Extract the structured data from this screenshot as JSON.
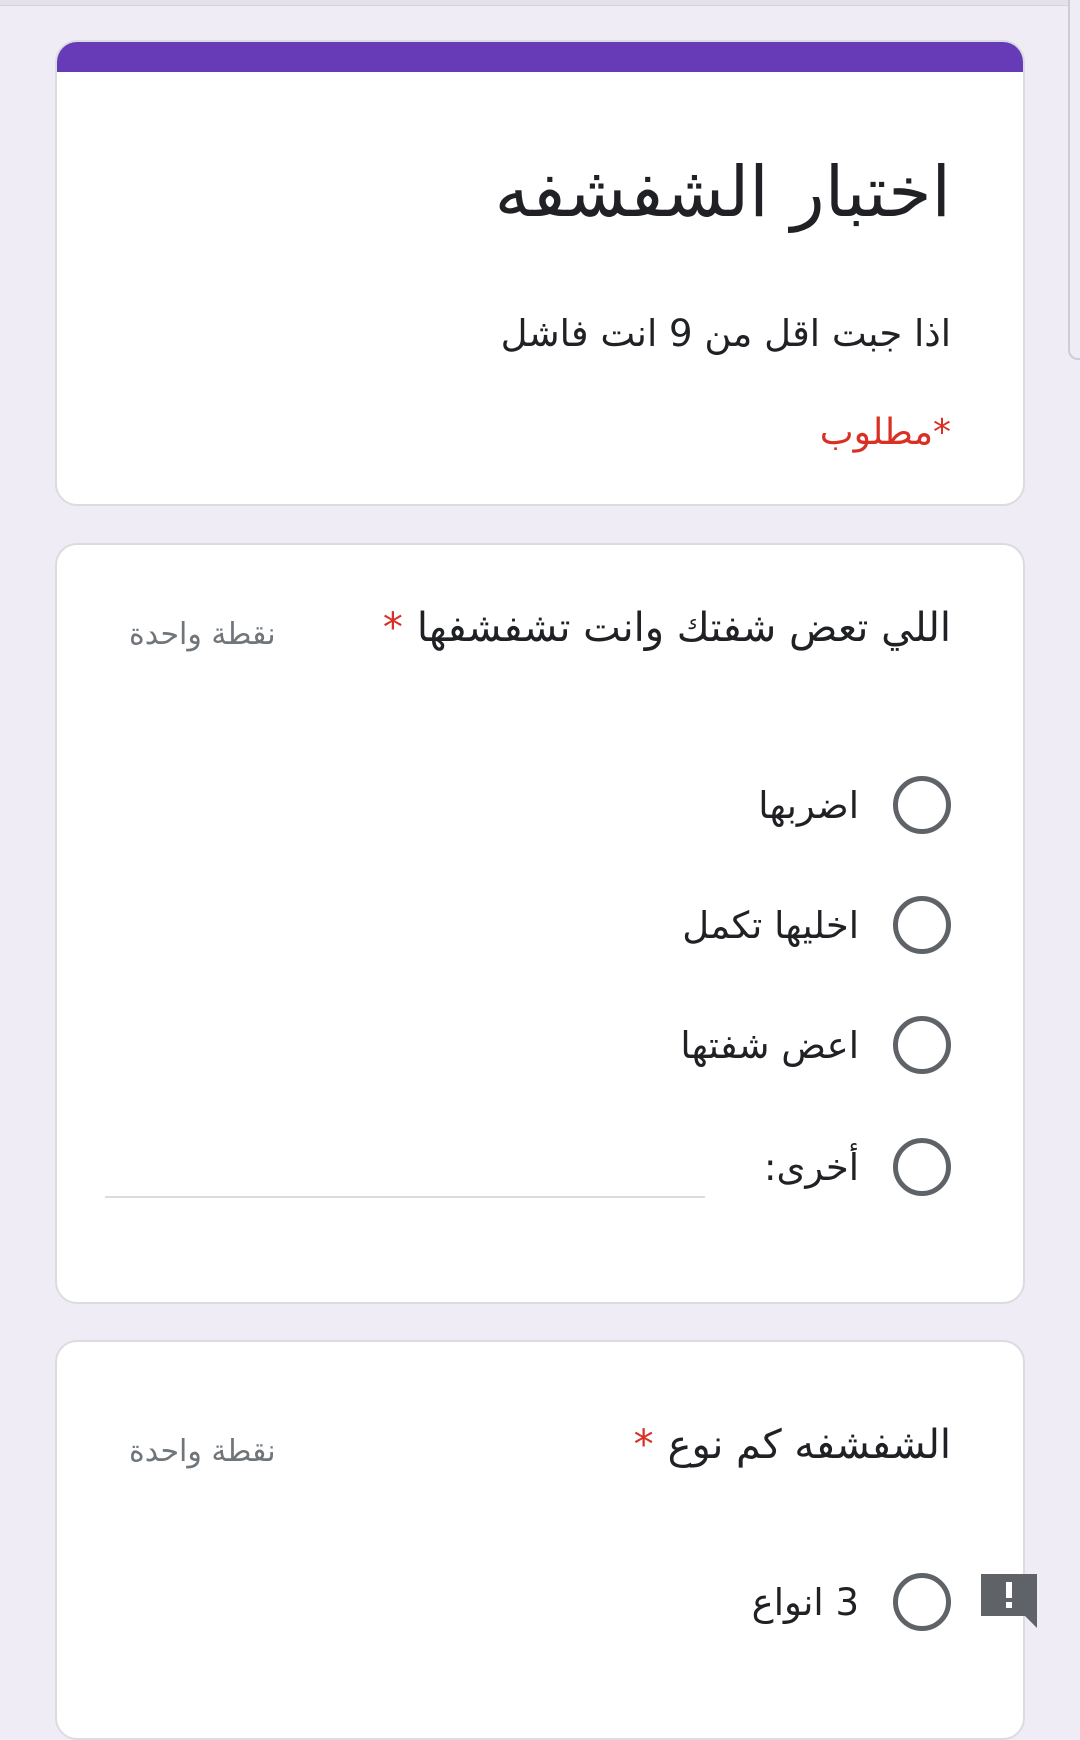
{
  "form": {
    "title": "اختبار الشفشفه",
    "description": "اذا جبت اقل من 9 انت فاشل",
    "required_note": "*مطلوب"
  },
  "questions": [
    {
      "title": "اللي تعض شفتك وانت تشفشفها",
      "required_mark": "*",
      "points": "نقطة واحدة",
      "options": [
        "اضربها",
        "اخليها تكمل",
        "اعض شفتها"
      ],
      "other_label": "أخرى:",
      "other_value": ""
    },
    {
      "title": "الشفشفه كم نوع",
      "required_mark": "*",
      "points": "نقطة واحدة",
      "options": [
        "3 انواع"
      ]
    }
  ],
  "colors": {
    "accent": "#673ab7",
    "background": "#efecf6",
    "required": "#d93025"
  },
  "icons": {
    "feedback": "report-feedback-icon"
  }
}
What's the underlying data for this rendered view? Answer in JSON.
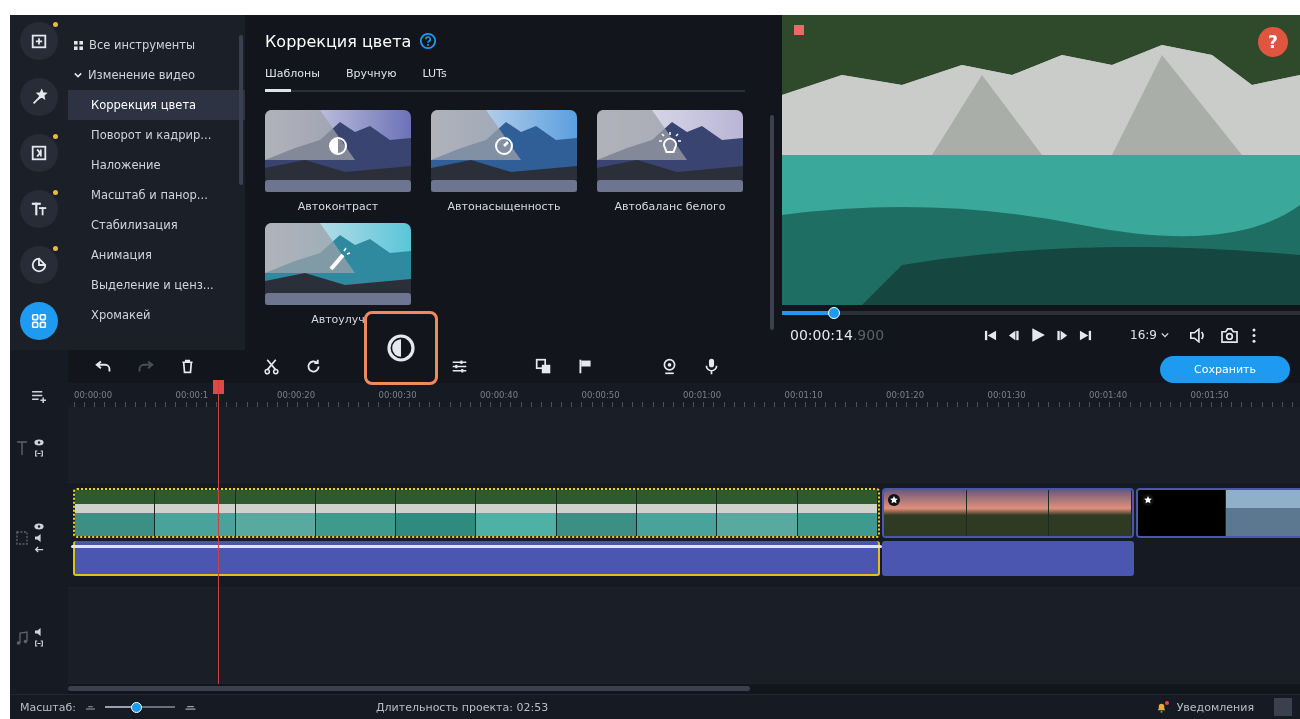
{
  "rail": [
    {
      "kind": "import",
      "dot": true,
      "selected": false
    },
    {
      "kind": "wand",
      "dot": false,
      "selected": false
    },
    {
      "kind": "transitions",
      "dot": true,
      "selected": false
    },
    {
      "kind": "text",
      "dot": true,
      "selected": false
    },
    {
      "kind": "sticker",
      "dot": true,
      "selected": false
    },
    {
      "kind": "tools",
      "dot": false,
      "selected": true
    }
  ],
  "nav": {
    "all_tools": "Все инструменты",
    "group": {
      "label": "Изменение видео",
      "expanded": true,
      "children": [
        {
          "label": "Коррекция цвета",
          "selected": true
        },
        {
          "label": "Поворот и кадрир...",
          "selected": false
        },
        {
          "label": "Наложение",
          "selected": false
        },
        {
          "label": "Масштаб и панор...",
          "selected": false
        },
        {
          "label": "Стабилизация",
          "selected": false
        },
        {
          "label": "Анимация",
          "selected": false
        },
        {
          "label": "Выделение и ценз...",
          "selected": false
        },
        {
          "label": "Хромакей",
          "selected": false
        }
      ]
    }
  },
  "panel": {
    "title": "Коррекция цвета",
    "tabs": [
      {
        "label": "Шаблоны",
        "selected": true
      },
      {
        "label": "Вручную",
        "selected": false
      },
      {
        "label": "LUTs",
        "selected": false
      }
    ],
    "presets": [
      {
        "label": "Автоконтраст",
        "kind": "contrast"
      },
      {
        "label": "Автонасыщенность",
        "kind": "saturation"
      },
      {
        "label": "Автобаланс белого",
        "kind": "white_balance"
      },
      {
        "label": "Автоулуч",
        "kind": "enhance"
      }
    ]
  },
  "preview": {
    "help": "?",
    "progress": {
      "level": 0.1
    },
    "time": "00:00:14",
    "time_fraction": ".900",
    "aspect": "16:9"
  },
  "toolbar": [
    {
      "kind": "undo",
      "disabled": false,
      "highlighted": false
    },
    {
      "kind": "redo",
      "disabled": true,
      "highlighted": false
    },
    {
      "kind": "delete",
      "disabled": false,
      "highlighted": false
    },
    {
      "kind": "cut",
      "disabled": false,
      "highlighted": false
    },
    {
      "kind": "rotate",
      "disabled": false,
      "highlighted": false
    },
    {
      "kind": "contrast",
      "disabled": false,
      "highlighted": true
    },
    {
      "kind": "adjust",
      "disabled": false,
      "highlighted": false
    },
    {
      "kind": "overlay",
      "disabled": false,
      "highlighted": false
    },
    {
      "kind": "flag",
      "disabled": false,
      "highlighted": false
    },
    {
      "kind": "webcam",
      "disabled": false,
      "highlighted": false
    },
    {
      "kind": "mic",
      "disabled": false,
      "highlighted": false
    }
  ],
  "save_button": "Сохранить",
  "ruler": [
    "00:00:00",
    "00:00:1",
    "00:00:20",
    "00:00:30",
    "00:00:40",
    "00:00:50",
    "00:01:00",
    "00:01:10",
    "00:01:20",
    "00:01:30",
    "00:01:40",
    "00:01:50"
  ],
  "clips": [
    {
      "kind": "sea",
      "selected": true,
      "starred": false,
      "audio": true
    },
    {
      "kind": "sunset",
      "selected": false,
      "starred": true,
      "audio": true
    },
    {
      "kind": "photo",
      "selected": false,
      "starred": true,
      "audio": false
    }
  ],
  "status": {
    "zoom_label": "Масштаб:",
    "zoom": {
      "level": 0.45
    },
    "duration": "Длительность проекта: 02:53",
    "notifications": "Уведомления",
    "notification_dot": true
  }
}
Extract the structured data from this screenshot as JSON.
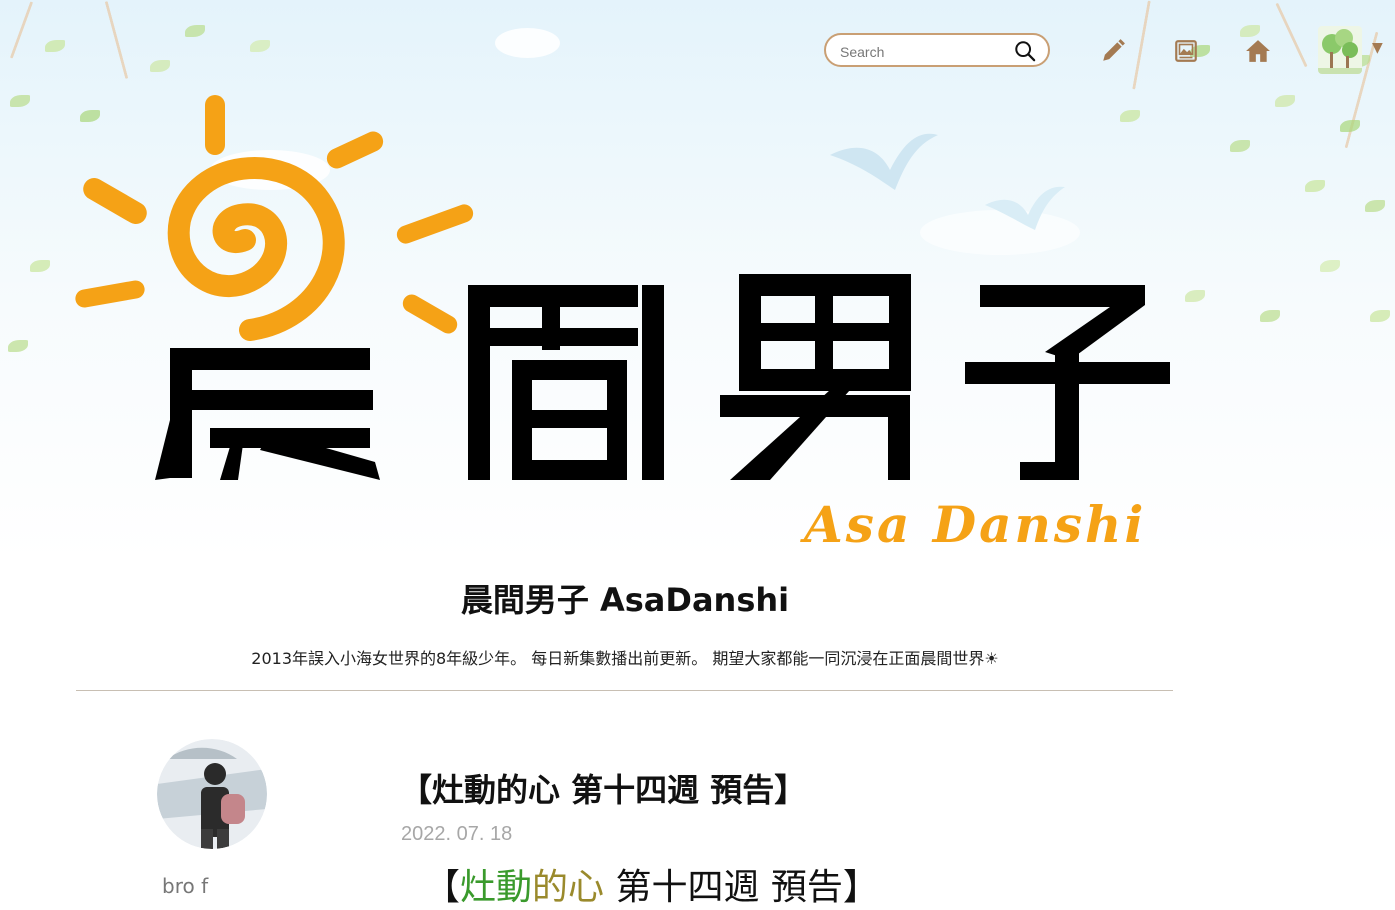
{
  "header": {
    "search": {
      "placeholder": "Search",
      "value": ""
    },
    "icons": [
      "search-icon",
      "pencil-icon",
      "image-icon",
      "home-icon"
    ],
    "accent_color": "#c99f74"
  },
  "logo": {
    "chinese": "晨間男子",
    "latin": "Asa Danshi",
    "sun_color": "#f5a216"
  },
  "blog": {
    "title": "晨間男子 AsaDanshi",
    "description": "2013年誤入小海女世界的8年級少年。 每日新集數播出前更新。 期望大家都能一同沉浸在正面晨間世界☀"
  },
  "post": {
    "author_partial": "bro f",
    "title": "【灶動的心 第十四週 預告】",
    "date": "2022. 07. 18",
    "heading_parts": [
      "【",
      "灶動",
      "的心",
      " 第十四週 預告】"
    ]
  }
}
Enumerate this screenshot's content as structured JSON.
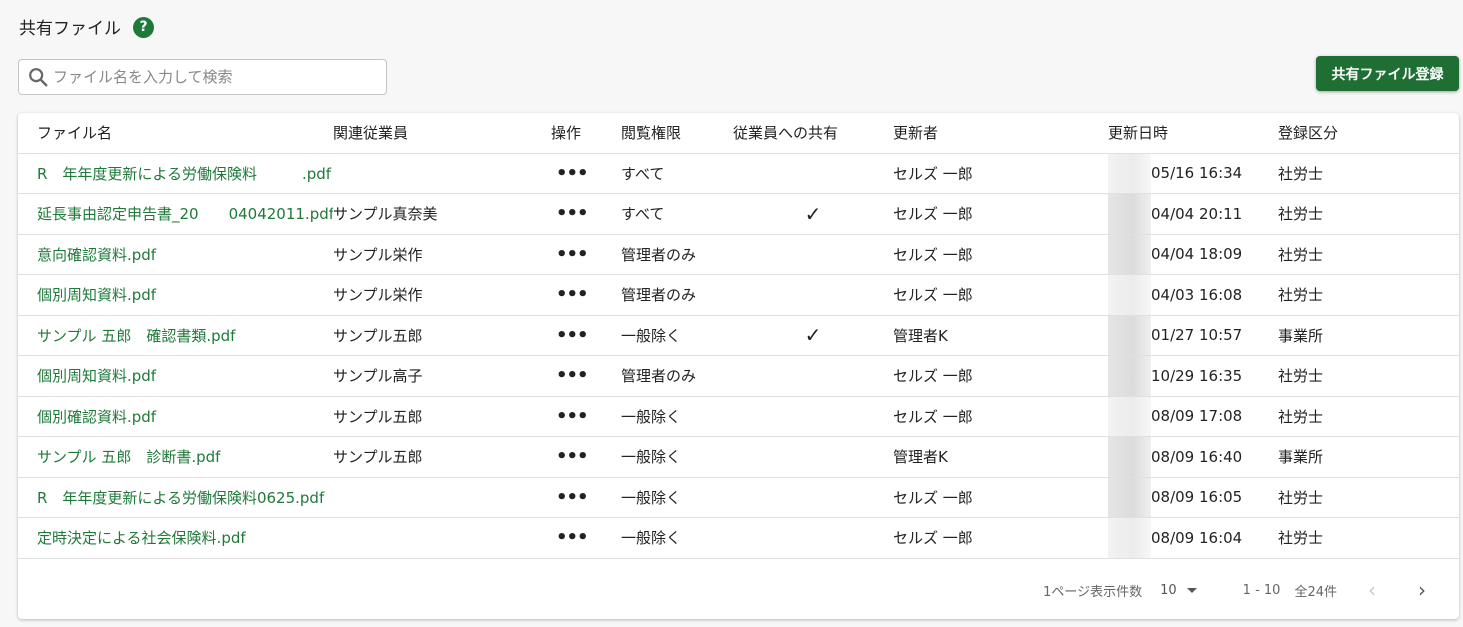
{
  "page": {
    "title": "共有ファイル",
    "help_icon": "?"
  },
  "search": {
    "placeholder": "ファイル名を入力して検索",
    "value": ""
  },
  "toolbar": {
    "register_label": "共有ファイル登録"
  },
  "table": {
    "headers": {
      "file": "ファイル名",
      "employee": "関連従業員",
      "ops": "操作",
      "permission": "閲覧権限",
      "share": "従業員への共有",
      "updater": "更新者",
      "updated_at": "更新日時",
      "category": "登録区分"
    },
    "rows": [
      {
        "file": "R　年年度更新による労働保険料　　　.pdf",
        "employee": "",
        "ops": "•••",
        "permission": "すべて",
        "share": "",
        "updater": "セルズ 一郎",
        "updated_at": "05/16 16:34",
        "category": "社労士"
      },
      {
        "file": "延長事由認定申告書_20　　04042011.pdf",
        "employee": "サンプル真奈美",
        "ops": "•••",
        "permission": "すべて",
        "share": "✓",
        "updater": "セルズ 一郎",
        "updated_at": "04/04 20:11",
        "category": "社労士"
      },
      {
        "file": "意向確認資料.pdf",
        "employee": "サンプル栄作",
        "ops": "•••",
        "permission": "管理者のみ",
        "share": "",
        "updater": "セルズ 一郎",
        "updated_at": "04/04 18:09",
        "category": "社労士"
      },
      {
        "file": "個別周知資料.pdf",
        "employee": "サンプル栄作",
        "ops": "•••",
        "permission": "管理者のみ",
        "share": "",
        "updater": "セルズ 一郎",
        "updated_at": "04/03 16:08",
        "category": "社労士"
      },
      {
        "file": "サンプル 五郎　確認書類.pdf",
        "employee": "サンプル五郎",
        "ops": "•••",
        "permission": "一般除く",
        "share": "✓",
        "updater": "管理者K",
        "updated_at": "01/27 10:57",
        "category": "事業所"
      },
      {
        "file": "個別周知資料.pdf",
        "employee": "サンプル高子",
        "ops": "•••",
        "permission": "管理者のみ",
        "share": "",
        "updater": "セルズ 一郎",
        "updated_at": "10/29 16:35",
        "category": "社労士"
      },
      {
        "file": "個別確認資料.pdf",
        "employee": "サンプル五郎",
        "ops": "•••",
        "permission": "一般除く",
        "share": "",
        "updater": "セルズ 一郎",
        "updated_at": "08/09 17:08",
        "category": "社労士"
      },
      {
        "file": "サンプル 五郎　診断書.pdf",
        "employee": "サンプル五郎",
        "ops": "•••",
        "permission": "一般除く",
        "share": "",
        "updater": "管理者K",
        "updated_at": "08/09 16:40",
        "category": "事業所"
      },
      {
        "file": "R　年年度更新による労働保険料0625.pdf",
        "employee": "",
        "ops": "•••",
        "permission": "一般除く",
        "share": "",
        "updater": "セルズ 一郎",
        "updated_at": "08/09 16:05",
        "category": "社労士"
      },
      {
        "file": "定時決定による社会保険料.pdf",
        "employee": "",
        "ops": "•••",
        "permission": "一般除く",
        "share": "",
        "updater": "セルズ 一郎",
        "updated_at": "08/09 16:04",
        "category": "社労士"
      }
    ]
  },
  "pagination": {
    "rows_per_page_label": "1ページ表示件数",
    "rows_per_page": "10",
    "range": "1 - 10",
    "total": "全24件",
    "prev_icon": "‹",
    "next_icon": "›"
  },
  "colors": {
    "accent": "#1f7a3a",
    "button": "#1f6e34"
  }
}
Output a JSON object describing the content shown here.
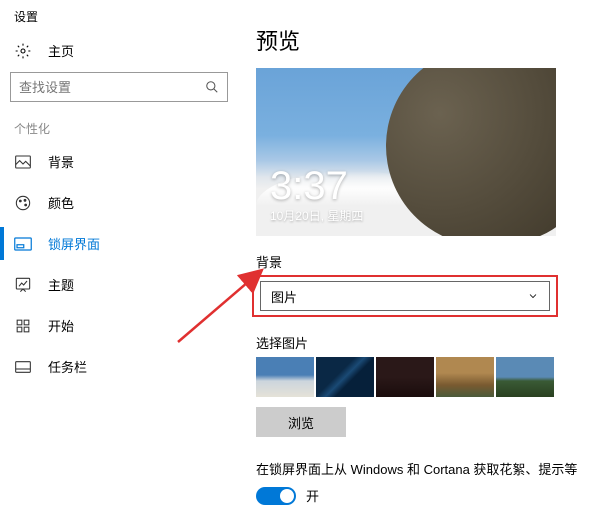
{
  "app_title": "设置",
  "home_label": "主页",
  "search_placeholder": "查找设置",
  "section_label": "个性化",
  "nav": {
    "background": "背景",
    "colors": "颜色",
    "lockscreen": "锁屏界面",
    "themes": "主题",
    "start": "开始",
    "taskbar": "任务栏"
  },
  "main": {
    "preview_title": "预览",
    "time": "3:37",
    "date": "10月20日, 星期四",
    "bg_label": "背景",
    "bg_value": "图片",
    "choose_label": "选择图片",
    "browse": "浏览",
    "toggle_label": "在锁屏界面上从 Windows 和 Cortana 获取花絮、提示等",
    "toggle_state": "开"
  }
}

::::::::::

STATED TASK: Gather all lines of the records that include the word "content".

TASK SOLUTION:
Enumerate this screenshot's content as structured JSON.
Output a JSON object describing the content shown here.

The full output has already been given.